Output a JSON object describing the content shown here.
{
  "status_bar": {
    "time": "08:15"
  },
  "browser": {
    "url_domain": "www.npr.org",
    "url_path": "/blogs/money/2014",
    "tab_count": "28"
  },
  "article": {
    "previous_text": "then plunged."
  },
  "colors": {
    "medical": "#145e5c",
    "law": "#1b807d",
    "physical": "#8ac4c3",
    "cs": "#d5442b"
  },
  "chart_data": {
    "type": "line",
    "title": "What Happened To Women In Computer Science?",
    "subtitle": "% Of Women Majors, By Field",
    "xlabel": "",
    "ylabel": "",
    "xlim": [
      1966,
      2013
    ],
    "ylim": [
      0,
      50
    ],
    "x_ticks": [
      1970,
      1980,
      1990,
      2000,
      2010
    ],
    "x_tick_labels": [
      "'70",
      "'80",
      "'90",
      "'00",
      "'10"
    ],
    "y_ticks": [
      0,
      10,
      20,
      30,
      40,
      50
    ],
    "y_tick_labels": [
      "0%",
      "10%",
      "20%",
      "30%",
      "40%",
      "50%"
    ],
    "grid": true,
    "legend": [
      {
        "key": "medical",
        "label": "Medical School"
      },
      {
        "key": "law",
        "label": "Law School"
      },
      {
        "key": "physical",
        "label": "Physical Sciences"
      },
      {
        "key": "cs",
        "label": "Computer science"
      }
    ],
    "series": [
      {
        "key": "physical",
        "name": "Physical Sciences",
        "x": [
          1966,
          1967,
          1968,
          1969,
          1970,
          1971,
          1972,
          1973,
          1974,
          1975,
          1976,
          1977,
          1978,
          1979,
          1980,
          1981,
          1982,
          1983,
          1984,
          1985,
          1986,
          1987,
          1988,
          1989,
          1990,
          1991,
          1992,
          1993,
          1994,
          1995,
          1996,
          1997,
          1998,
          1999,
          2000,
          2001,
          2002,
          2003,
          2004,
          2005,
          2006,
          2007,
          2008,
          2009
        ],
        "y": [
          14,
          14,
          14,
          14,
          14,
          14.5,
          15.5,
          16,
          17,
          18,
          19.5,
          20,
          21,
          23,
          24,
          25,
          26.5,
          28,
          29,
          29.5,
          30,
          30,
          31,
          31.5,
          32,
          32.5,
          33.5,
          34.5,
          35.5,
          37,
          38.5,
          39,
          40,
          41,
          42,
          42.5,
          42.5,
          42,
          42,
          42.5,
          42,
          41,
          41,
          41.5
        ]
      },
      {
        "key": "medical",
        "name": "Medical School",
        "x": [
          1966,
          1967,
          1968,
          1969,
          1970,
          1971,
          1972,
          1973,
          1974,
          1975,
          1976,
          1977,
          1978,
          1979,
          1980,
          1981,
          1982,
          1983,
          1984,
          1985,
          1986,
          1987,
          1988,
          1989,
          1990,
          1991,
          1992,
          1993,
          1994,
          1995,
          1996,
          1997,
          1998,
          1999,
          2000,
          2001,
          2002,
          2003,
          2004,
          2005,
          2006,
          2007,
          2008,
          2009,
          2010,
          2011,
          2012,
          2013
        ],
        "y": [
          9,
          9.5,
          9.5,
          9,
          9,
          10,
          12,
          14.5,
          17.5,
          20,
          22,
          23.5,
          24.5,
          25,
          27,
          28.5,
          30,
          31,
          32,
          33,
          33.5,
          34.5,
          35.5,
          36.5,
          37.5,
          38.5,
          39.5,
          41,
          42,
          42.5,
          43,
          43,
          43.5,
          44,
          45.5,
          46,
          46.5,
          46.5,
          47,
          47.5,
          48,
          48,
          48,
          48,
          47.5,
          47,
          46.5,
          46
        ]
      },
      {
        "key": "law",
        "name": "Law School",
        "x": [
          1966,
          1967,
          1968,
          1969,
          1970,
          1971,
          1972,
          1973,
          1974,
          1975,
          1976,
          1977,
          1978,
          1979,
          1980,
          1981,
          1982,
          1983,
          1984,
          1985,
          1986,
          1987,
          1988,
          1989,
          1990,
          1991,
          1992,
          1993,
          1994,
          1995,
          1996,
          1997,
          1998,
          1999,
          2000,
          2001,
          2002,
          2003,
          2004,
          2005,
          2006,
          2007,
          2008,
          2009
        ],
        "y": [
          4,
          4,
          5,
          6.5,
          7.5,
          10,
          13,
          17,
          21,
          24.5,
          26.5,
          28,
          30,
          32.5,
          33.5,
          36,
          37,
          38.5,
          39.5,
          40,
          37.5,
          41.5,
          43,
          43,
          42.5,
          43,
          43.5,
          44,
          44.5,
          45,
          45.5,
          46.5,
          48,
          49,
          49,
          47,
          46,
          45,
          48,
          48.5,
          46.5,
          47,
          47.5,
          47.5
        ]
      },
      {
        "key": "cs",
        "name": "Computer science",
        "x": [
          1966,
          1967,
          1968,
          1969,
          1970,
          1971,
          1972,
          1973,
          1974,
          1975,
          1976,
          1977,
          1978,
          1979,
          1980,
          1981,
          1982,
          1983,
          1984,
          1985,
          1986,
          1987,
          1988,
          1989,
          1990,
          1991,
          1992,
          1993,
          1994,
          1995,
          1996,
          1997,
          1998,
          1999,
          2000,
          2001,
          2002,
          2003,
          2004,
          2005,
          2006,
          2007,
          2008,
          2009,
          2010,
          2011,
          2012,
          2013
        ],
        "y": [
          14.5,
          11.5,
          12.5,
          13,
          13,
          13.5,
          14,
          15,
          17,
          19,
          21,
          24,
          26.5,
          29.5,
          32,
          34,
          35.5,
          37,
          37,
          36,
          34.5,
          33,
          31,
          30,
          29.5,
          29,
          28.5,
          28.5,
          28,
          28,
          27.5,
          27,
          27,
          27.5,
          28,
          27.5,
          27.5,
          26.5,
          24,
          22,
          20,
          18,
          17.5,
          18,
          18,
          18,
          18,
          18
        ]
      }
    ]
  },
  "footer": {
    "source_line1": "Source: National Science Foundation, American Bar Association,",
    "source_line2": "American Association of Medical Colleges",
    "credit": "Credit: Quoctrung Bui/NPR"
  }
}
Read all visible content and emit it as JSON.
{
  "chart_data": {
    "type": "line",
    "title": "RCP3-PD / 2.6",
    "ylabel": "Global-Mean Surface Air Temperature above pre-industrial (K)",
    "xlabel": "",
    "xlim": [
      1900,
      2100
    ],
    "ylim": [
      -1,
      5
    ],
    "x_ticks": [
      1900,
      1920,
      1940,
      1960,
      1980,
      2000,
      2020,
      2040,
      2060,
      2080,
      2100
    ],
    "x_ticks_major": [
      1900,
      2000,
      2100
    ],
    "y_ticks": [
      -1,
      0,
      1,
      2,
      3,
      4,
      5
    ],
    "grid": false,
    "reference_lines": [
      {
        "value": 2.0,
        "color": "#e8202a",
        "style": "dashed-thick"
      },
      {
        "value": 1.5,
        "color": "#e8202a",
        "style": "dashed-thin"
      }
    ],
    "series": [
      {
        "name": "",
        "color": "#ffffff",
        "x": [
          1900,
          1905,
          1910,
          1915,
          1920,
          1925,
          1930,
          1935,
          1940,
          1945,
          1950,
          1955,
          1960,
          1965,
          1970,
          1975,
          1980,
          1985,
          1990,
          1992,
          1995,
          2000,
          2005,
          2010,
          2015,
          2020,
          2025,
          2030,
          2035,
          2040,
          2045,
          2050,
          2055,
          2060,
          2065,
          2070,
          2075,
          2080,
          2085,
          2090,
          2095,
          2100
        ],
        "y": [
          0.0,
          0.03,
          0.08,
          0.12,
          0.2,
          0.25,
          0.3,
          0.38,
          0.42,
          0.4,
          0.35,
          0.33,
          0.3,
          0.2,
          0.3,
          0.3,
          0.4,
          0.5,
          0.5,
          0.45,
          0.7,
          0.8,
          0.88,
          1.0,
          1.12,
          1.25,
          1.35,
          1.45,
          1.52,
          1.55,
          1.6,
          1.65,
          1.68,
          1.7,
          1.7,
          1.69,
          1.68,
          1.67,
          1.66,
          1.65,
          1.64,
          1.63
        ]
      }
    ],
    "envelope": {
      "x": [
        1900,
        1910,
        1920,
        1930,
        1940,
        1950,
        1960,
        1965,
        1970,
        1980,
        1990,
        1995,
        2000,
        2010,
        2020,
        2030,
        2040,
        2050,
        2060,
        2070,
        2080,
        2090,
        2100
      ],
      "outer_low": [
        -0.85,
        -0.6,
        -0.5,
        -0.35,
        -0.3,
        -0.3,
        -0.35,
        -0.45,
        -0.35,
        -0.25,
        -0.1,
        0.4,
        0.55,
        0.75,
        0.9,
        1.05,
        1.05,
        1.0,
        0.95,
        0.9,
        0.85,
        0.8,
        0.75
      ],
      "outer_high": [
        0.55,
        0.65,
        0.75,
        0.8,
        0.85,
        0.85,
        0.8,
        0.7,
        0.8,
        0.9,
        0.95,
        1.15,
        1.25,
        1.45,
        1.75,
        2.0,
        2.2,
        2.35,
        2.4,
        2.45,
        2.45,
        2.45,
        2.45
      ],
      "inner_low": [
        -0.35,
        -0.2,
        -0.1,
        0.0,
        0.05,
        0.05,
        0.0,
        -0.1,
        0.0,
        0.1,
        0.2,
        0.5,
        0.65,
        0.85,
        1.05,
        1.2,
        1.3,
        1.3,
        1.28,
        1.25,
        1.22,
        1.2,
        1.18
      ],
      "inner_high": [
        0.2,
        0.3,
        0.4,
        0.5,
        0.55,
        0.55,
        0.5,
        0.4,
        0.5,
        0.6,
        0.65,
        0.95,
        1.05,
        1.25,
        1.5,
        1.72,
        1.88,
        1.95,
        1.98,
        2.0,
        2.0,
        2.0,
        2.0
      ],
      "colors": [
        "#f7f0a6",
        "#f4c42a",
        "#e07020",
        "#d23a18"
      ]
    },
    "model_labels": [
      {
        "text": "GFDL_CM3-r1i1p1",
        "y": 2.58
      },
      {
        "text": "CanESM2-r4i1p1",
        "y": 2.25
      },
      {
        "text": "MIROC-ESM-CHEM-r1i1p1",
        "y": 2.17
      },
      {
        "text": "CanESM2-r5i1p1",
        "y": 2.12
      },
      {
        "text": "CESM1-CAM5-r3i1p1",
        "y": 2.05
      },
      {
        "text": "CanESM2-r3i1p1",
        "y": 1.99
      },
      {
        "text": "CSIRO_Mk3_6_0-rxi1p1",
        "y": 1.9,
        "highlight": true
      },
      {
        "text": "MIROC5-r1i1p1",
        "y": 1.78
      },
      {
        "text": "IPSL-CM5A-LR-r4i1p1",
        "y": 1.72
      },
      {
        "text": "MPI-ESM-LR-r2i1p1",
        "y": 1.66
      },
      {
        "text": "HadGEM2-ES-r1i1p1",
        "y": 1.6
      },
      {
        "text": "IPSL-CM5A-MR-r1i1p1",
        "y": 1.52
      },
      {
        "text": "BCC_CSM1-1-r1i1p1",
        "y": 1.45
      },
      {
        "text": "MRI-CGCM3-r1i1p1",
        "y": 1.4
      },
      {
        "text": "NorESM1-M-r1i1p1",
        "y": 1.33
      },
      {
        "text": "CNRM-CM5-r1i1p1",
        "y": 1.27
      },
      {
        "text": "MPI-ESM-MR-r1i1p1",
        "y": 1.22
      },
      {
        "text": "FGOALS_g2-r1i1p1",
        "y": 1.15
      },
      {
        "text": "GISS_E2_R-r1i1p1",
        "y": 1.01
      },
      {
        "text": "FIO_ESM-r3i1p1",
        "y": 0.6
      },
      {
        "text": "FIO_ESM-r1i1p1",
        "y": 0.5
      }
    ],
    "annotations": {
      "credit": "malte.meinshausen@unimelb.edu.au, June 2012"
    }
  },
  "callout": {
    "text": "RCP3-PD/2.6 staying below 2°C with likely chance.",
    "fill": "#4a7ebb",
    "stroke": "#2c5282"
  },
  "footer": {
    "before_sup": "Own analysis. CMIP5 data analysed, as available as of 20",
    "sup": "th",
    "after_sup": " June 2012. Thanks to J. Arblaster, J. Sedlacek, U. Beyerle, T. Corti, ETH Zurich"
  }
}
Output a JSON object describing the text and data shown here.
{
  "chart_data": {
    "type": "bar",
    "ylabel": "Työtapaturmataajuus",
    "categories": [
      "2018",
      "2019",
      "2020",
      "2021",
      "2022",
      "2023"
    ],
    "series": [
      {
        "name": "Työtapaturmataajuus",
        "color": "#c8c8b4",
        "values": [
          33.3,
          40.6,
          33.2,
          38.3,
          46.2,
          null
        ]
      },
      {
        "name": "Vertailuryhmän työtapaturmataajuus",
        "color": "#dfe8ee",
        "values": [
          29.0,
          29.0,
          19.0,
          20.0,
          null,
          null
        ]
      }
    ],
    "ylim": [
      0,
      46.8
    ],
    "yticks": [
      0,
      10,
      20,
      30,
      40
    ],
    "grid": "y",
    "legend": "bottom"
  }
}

# # # #

Repeat only the lines running from the line that contains "Output a JSON object describing the text" through the last line above, inclusive.

:: The reply ::
Output a JSON object describing the text and data shown here.
{
  "chart_data": {
    "type": "bar",
    "ylabel": "Työtapaturmataajuus",
    "categories": [
      "2018",
      "2019",
      "2020",
      "2021",
      "2022",
      "2023"
    ],
    "series": [
      {
        "name": "Työtapaturmataajuus",
        "color": "#c8c8b4",
        "values": [
          33.3,
          40.6,
          33.2,
          38.3,
          46.2,
          null
        ]
      },
      {
        "name": "Vertailuryhmän työtapaturmataajuus",
        "color": "#dfe8ee",
        "values": [
          29.0,
          29.0,
          19.0,
          20.0,
          null,
          null
        ]
      }
    ],
    "ylim": [
      0,
      46.8
    ],
    "yticks": [
      0,
      10,
      20,
      30,
      40
    ],
    "grid": "y",
    "legend": "bottom"
  }
}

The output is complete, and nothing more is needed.